Only the number is needed: how many lines contain the word "title"?

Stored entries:
....

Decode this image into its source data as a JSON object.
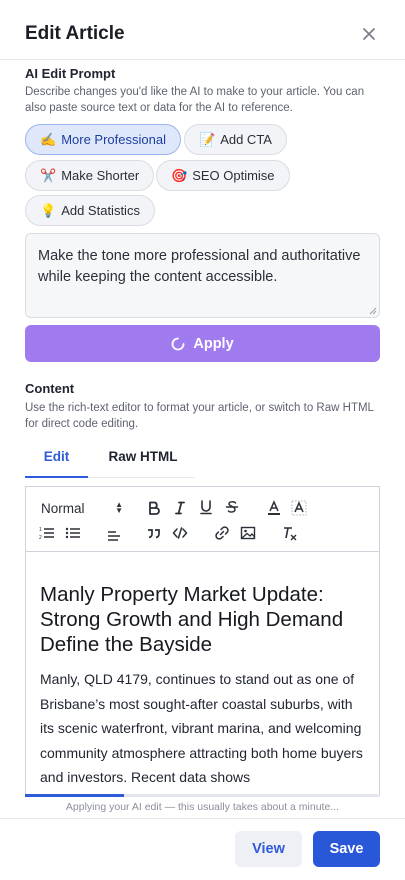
{
  "header": {
    "title": "Edit Article"
  },
  "prompt_section": {
    "title": "AI Edit Prompt",
    "description": "Describe changes you'd like the AI to make to your article. You can also paste source text or data for the AI to reference.",
    "chips": [
      {
        "emoji": "✍️",
        "label": "More Professional",
        "active": true
      },
      {
        "emoji": "📝",
        "label": "Add CTA"
      },
      {
        "emoji": "✂️",
        "label": "Make Shorter"
      },
      {
        "emoji": "🎯",
        "label": "SEO Optimise"
      },
      {
        "emoji": "💡",
        "label": "Add Statistics"
      }
    ],
    "prompt_value": "Make the tone more professional and authoritative while keeping the content accessible.",
    "apply_label": "Apply"
  },
  "content_section": {
    "title": "Content",
    "description": "Use the rich-text editor to format your article, or switch to Raw HTML for direct code editing.",
    "tabs": [
      "Edit",
      "Raw HTML"
    ],
    "active_tab": "Edit"
  },
  "editor": {
    "format_select": "Normal",
    "heading": "Manly Property Market Update: Strong Growth and High Demand Define the Bayside",
    "paragraph": "Manly, QLD 4179, continues to stand out as one of Brisbane’s most sought-after coastal suburbs, with its scenic waterfront, vibrant marina, and welcoming community atmosphere attracting both home buyers and investors. Recent data shows"
  },
  "progress": {
    "fraction": 0.28
  },
  "status_text": "Applying your AI edit — this usually takes about a minute...",
  "footer": {
    "view_label": "View",
    "save_label": "Save"
  },
  "colors": {
    "accent": "#2f5bd8",
    "apply": "#a07bf0",
    "chip_active": "#dfe8fb"
  }
}
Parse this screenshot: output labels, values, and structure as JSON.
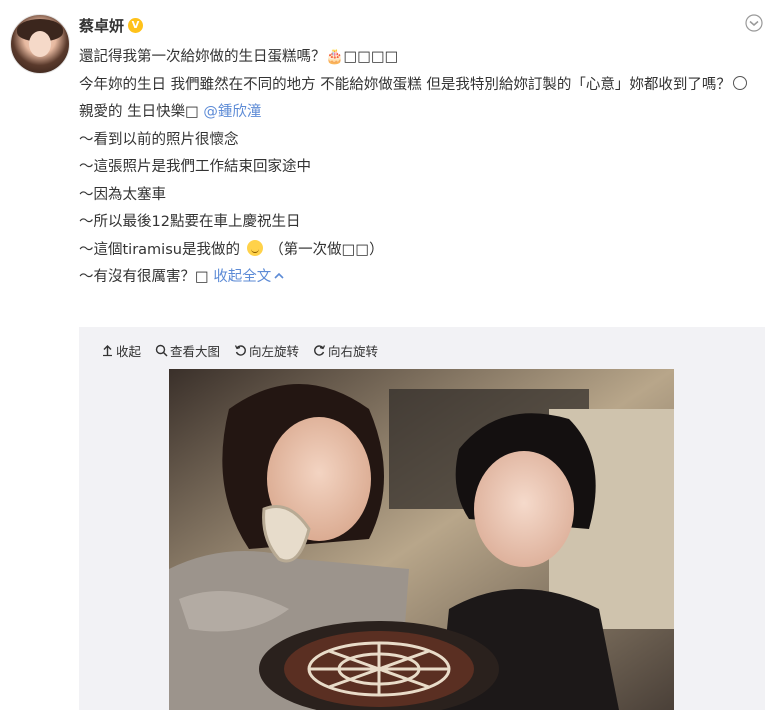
{
  "user": {
    "name": "蔡卓妍",
    "verified_badge": "V"
  },
  "post": {
    "lines": [
      {
        "text": "還記得我第一次給妳做的生日蛋糕嗎？🎂□□□□"
      },
      {
        "text": "今年妳的生日 我們雖然在不同的地方 不能給妳做蛋糕 但是我特別給妳訂製的「心意」妳都收到了嗎？"
      },
      {
        "pre": "親愛的 生日快樂□ ",
        "mention": "@鍾欣潼"
      },
      {
        "text": "～看到以前的照片很懷念"
      },
      {
        "text": "～這張照片是我們工作結束回家途中"
      },
      {
        "text": "～因為太塞車"
      },
      {
        "text": "～所以最後12點要在車上慶祝生日"
      },
      {
        "pre": "～這個tiramisu是我做的 ",
        "post": "（第一次做□□）"
      },
      {
        "pre": "～有沒有很厲害？□ ",
        "collapse": "收起全文"
      }
    ]
  },
  "media_toolbar": {
    "collapse": "收起",
    "view_large": "查看大图",
    "rotate_left": "向左旋转",
    "rotate_right": "向右旋转"
  },
  "colors": {
    "link": "#eb7350",
    "mention": "#5d8bd6",
    "badge": "#ffc21a",
    "media_bg": "#f2f2f5"
  },
  "icons": {
    "more": "chevron-down-icon",
    "collapse": "arrow-up-icon",
    "view_large": "search-icon",
    "rotate_left": "rotate-left-icon",
    "rotate_right": "rotate-right-icon"
  }
}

....

Complete output:
3